■ **WHAT THE EXERCISE ASKS**:
Give the data a second time, exactly and in full.

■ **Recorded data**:
★ ★ ★ ★ ★

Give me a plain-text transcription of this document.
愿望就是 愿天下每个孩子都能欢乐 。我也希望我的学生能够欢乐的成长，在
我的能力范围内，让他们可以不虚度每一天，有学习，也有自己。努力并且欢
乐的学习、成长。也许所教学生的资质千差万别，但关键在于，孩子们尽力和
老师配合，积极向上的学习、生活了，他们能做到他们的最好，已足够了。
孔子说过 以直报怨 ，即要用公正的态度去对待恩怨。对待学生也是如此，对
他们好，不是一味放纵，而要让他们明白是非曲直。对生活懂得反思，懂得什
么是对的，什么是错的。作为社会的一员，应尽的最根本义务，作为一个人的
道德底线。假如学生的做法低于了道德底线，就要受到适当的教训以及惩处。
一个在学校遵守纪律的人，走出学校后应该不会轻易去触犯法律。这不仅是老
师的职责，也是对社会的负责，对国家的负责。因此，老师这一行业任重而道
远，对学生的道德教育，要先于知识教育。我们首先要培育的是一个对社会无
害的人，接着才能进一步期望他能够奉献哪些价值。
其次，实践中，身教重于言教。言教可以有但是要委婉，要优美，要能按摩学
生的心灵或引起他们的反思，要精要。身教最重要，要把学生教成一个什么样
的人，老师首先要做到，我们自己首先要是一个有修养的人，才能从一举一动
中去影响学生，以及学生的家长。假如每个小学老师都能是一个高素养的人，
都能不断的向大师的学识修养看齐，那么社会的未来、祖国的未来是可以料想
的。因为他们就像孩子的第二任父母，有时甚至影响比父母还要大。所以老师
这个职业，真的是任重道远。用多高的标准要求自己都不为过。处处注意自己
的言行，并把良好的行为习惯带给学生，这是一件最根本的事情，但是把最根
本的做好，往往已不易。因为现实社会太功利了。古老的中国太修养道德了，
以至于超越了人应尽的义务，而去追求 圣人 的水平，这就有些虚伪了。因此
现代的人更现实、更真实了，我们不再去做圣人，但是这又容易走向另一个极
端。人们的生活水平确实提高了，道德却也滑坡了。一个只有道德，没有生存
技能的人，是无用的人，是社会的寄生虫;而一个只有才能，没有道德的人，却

★ ★ ★ ★ ★

■ **FINAL ANSWER**:
Give me a plain-text transcription of this document.
愿望就是 愿天下每个孩子都能欢乐 。我也希望我的学生能够欢乐的成长，在
我的能力范围内，让他们可以不虚度每一天，有学习，也有自己。努力并且欢
乐的学习、成长。也许所教学生的资质千差万别，但关键在于，孩子们尽力和
老师配合，积极向上的学习、生活了，他们能做到他们的最好，已足够了。
孔子说过 以直报怨 ，即要用公正的态度去对待恩怨。对待学生也是如此，对
他们好，不是一味放纵，而要让他们明白是非曲直。对生活懂得反思，懂得什
么是对的，什么是错的。作为社会的一员，应尽的最根本义务，作为一个人的
道德底线。假如学生的做法低于了道德底线，就要受到适当的教训以及惩处。
一个在学校遵守纪律的人，走出学校后应该不会轻易去触犯法律。这不仅是老
师的职责，也是对社会的负责，对国家的负责。因此，老师这一行业任重而道
远，对学生的道德教育，要先于知识教育。我们首先要培育的是一个对社会无
害的人，接着才能进一步期望他能够奉献哪些价值。
其次，实践中，身教重于言教。言教可以有但是要委婉，要优美，要能按摩学
生的心灵或引起他们的反思，要精要。身教最重要，要把学生教成一个什么样
的人，老师首先要做到，我们自己首先要是一个有修养的人，才能从一举一动
中去影响学生，以及学生的家长。假如每个小学老师都能是一个高素养的人，
都能不断的向大师的学识修养看齐，那么社会的未来、祖国的未来是可以料想
的。因为他们就像孩子的第二任父母，有时甚至影响比父母还要大。所以老师
这个职业，真的是任重道远。用多高的标准要求自己都不为过。处处注意自己
的言行，并把良好的行为习惯带给学生，这是一件最根本的事情，但是把最根
本的做好，往往已不易。因为现实社会太功利了。古老的中国太修养道德了，
以至于超越了人应尽的义务，而去追求 圣人 的水平，这就有些虚伪了。因此
现代的人更现实、更真实了，我们不再去做圣人，但是这又容易走向另一个极
端。人们的生活水平确实提高了，道德却也滑坡了。一个只有道德，没有生存
技能的人，是无用的人，是社会的寄生虫;而一个只有才能，没有道德的人，却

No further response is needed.